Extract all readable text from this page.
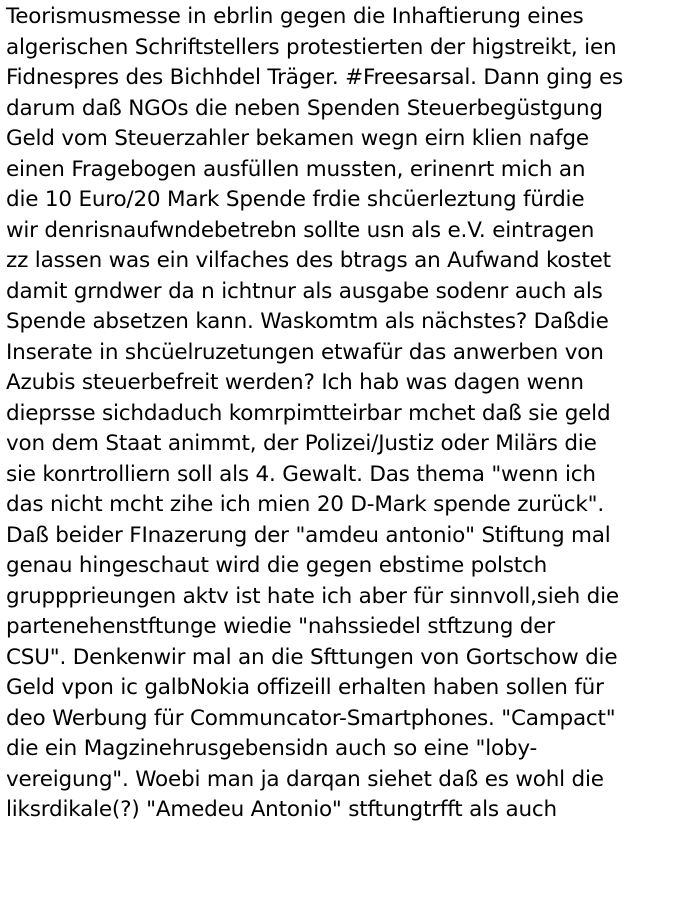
Teorismusmesse in ebrlin gegen die Inhaftierung eines
algerischen Schriftstellers protestierten der higstreikt, ien
Fidnespres des Bichhdel Träger. #Freesarsal. Dann ging es
darum daß NGOs die neben Spenden Steuerbegüstgung
Geld vom Steuerzahler bekamen wegn eirn klien nafge
einen Fragebogen ausfüllen mussten, erinenrt mich an
die 10 Euro/20 Mark Spende frdie shcüerleztung fürdie
wir denrisnaufwndebetrebn sollte usn als e.V. eintragen
zz lassen was ein vilfaches des btrags an Aufwand kostet
damit grndwer da n ichtnur als ausgabe sodenr auch als
Spende absetzen kann. Waskomtm als nächstes? Daßdie
Inserate in shcüelruzetungen etwafür das anwerben von
Azubis steuerbefreit werden? Ich hab was dagen wenn
dieprsse sichdaduch komrpimtteirbar mchet daß sie geld
von dem Staat animmt, der Polizei/Justiz oder Milärs die
sie konrtrolliern soll als 4. Gewalt. Das thema "wenn ich
das nicht mcht zihe ich mien 20 D-Mark spende zurück".
Daß beider FInazerung der "amdeu antonio" Stiftung mal
genau hingeschaut wird die gegen ebstime polstch
gruppprieungen aktv ist hate ich aber für sinnvoll,sieh die
partenehenstftunge wiedie "nahssiedel stftzung der
CSU". Denkenwir mal an die Sfttungen von Gortschow die
Geld vpon ic galbNokia offizeill erhalten haben sollen für
deo Werbung für Communcator-Smartphones. "Campact"
die ein Magzinehrusgebensidn auch so eine "loby-
vereigung". Woebi man ja darqan siehet daß es wohl die
liksrdikale(?) "Amedeu Antonio" stftungtrfft als auch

■ **What you have to do**
Count the lines in the entries above that include the string "gegen", then give only that figure.

■ **Written answer**
2